═════ READING TEXT ═════
To make a protected resource request, the client must be in possession
of a valid bearer token. Typically a bearer token is returned to the
client as part of an access token response as defined in OAuth 2.0
[I-D.ietf-oauth-v2]. When the "token_type" parameter of the access
token response is "Bearer", the string value of the "access_token"
parameter becomes the bearer access token used to make protected
resource requests.

==> Change the value of the token in the Authorization header example to this:

Authorization: Bearer vF_9.5dCf-t4.qbcmT_k1b

==> Insert the following text before the last paragraph of §2.1:

Note that the name b64token does not imply base64 encoding but rather
is the name for an ABNF syntax definition from HTTP/1.1, Part 7
[I-D.ietf-httpbis-p7-auth]. Because of its use, the "access_token"
string value from an access token response MUST match the b64token
ABNF so it can be used with the Bearer HTTP scheme.


On Tue, Mar 6, 2012 at 11:45 AM, William Mills <> wrote:
> Yeah, something as simple as, "Note that the name 'b64token' does not imply
> base64 encoding, see the definition in [[INSERT REFERENCE HERE]]." would do
> it.
> -bill
> ________________________________
> From: Brian Campbell <>
> To: Mike Jones <>
> Cc: oauth <>
> Sent: Tuesday, March 6, 2012 8:23 AM
> Subject: Re: [OAUTH-WG] question about the b64token syntax in
> draft-ietf-oauth-v2-bearer
> Thanks Mike, I think changing the example would be helpful.
> However I think that including some text along the lines of what James
> suggested would also be very valuable. I agree that the connection
> between OAuth and Bearer could and should be made more explicit. And
> that the implications of the b64token syntax, particularly on what AS
> can use to construct ATs, could/should be made more clear.
> I can propose some specific text (building on James') if others in the WG
> agree?
> On Mon, Mar 5, 2012 at 5:32 PM, Mike Jones <>
> wrote:
>> I'm fine with changing the example to make it clearer that b64token allows
>> a wider range of characters than just those legal for base64 and base64url
>> encodings of data values.
═════ DATA ═════
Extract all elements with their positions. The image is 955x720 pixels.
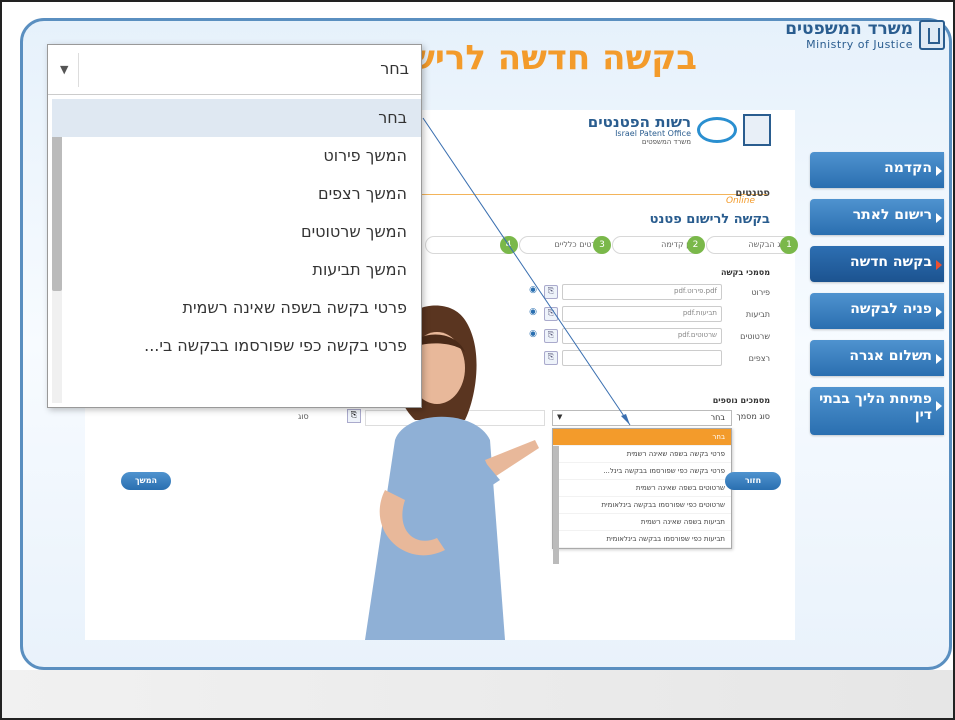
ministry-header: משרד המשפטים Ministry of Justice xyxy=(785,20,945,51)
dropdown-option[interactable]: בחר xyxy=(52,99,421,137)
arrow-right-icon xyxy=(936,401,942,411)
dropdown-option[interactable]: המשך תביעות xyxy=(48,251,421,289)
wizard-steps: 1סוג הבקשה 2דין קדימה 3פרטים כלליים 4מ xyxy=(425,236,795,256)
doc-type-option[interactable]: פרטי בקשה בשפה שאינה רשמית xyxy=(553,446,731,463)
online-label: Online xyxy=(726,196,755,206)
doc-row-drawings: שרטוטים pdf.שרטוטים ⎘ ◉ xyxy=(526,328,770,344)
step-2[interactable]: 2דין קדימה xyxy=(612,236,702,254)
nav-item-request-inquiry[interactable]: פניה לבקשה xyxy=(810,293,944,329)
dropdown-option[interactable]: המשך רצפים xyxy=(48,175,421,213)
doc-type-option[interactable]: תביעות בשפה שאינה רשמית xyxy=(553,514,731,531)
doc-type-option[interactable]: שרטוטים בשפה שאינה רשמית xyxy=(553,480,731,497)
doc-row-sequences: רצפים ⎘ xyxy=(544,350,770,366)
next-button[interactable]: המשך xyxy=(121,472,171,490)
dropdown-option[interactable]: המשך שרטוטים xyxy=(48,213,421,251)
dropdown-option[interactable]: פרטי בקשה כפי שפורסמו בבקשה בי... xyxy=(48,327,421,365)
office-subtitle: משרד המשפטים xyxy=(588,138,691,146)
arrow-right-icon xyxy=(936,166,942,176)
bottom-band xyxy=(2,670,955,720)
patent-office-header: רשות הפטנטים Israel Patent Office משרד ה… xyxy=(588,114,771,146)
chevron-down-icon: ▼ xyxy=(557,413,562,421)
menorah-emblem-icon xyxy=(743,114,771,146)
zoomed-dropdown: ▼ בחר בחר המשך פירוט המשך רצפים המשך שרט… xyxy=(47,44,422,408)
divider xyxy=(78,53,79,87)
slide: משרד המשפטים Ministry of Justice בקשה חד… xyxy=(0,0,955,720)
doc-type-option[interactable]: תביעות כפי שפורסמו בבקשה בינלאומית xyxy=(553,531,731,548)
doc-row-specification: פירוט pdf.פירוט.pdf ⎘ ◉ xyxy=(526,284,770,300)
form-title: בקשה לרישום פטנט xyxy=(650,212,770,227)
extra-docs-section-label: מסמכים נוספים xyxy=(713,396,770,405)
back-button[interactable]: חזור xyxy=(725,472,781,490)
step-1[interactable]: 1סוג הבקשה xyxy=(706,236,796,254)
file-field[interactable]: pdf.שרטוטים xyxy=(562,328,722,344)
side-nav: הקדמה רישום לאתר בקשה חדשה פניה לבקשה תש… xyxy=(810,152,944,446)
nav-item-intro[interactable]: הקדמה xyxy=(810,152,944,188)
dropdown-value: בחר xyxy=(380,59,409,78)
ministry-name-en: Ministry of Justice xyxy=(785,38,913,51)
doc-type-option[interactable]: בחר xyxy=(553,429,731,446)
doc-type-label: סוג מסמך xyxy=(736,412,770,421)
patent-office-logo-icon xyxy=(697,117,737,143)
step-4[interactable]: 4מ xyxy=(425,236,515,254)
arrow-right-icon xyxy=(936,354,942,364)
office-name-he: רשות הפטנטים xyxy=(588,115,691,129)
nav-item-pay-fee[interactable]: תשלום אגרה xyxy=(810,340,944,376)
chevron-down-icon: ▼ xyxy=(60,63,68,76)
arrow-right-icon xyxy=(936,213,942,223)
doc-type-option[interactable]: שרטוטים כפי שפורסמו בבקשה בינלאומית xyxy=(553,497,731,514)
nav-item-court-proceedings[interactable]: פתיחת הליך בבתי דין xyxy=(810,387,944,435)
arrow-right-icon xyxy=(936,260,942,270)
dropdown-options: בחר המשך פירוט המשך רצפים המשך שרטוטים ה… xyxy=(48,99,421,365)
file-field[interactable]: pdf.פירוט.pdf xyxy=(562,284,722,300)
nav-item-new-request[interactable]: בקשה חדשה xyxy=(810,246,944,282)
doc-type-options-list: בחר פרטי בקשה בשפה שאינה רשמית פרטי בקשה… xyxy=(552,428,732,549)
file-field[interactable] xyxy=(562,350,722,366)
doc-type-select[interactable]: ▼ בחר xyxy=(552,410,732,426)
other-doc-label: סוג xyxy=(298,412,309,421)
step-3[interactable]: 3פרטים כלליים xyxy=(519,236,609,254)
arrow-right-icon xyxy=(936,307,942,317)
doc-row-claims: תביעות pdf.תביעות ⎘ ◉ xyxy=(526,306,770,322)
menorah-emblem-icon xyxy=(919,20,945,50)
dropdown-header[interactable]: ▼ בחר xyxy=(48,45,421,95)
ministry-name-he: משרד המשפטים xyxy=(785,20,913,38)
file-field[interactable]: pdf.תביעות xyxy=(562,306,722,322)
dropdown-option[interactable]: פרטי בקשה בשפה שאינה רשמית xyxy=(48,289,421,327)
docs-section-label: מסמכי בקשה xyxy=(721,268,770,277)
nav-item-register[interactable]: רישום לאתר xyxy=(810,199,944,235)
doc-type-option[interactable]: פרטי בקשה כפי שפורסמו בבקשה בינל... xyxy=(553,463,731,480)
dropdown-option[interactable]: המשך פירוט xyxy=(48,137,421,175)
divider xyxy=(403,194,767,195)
═════
TASK SET
a – In the bearer token text, what value must the "token_type" parameter have for the "access_token" string to become the bearer access token?
b – List every person named in the bearer token text with both a first and a last name.
c – Reproduce a passage of the bearer token text, starting at the words "parameter becomes the" and ending after the words "Bearer HTTP scheme.".
Answer from the bearer token text alone.

THE SOLUTIONS
a – "Bearer"

b – William Mills, Brian Campbell, Mike Jones

c –
parameter becomes the bearer access token used to make protected
resource requests.

==> Change the value of the token in the Authorization header example to this:

Authorization: Bearer vF_9.5dCf-t4.qbcmT_k1b

==> Insert the following text before the last paragraph of §2.1:

Note that the name b64token does not imply base64 encoding but rather
is the name for an ABNF syntax definition from HTTP/1.1, Part 7
[I-D.ietf-httpbis-p7-auth]. Because of its use, the "access_token"
string value from an access token response MUST match the b64token
ABNF so it can be used with the Bearer HTTP scheme.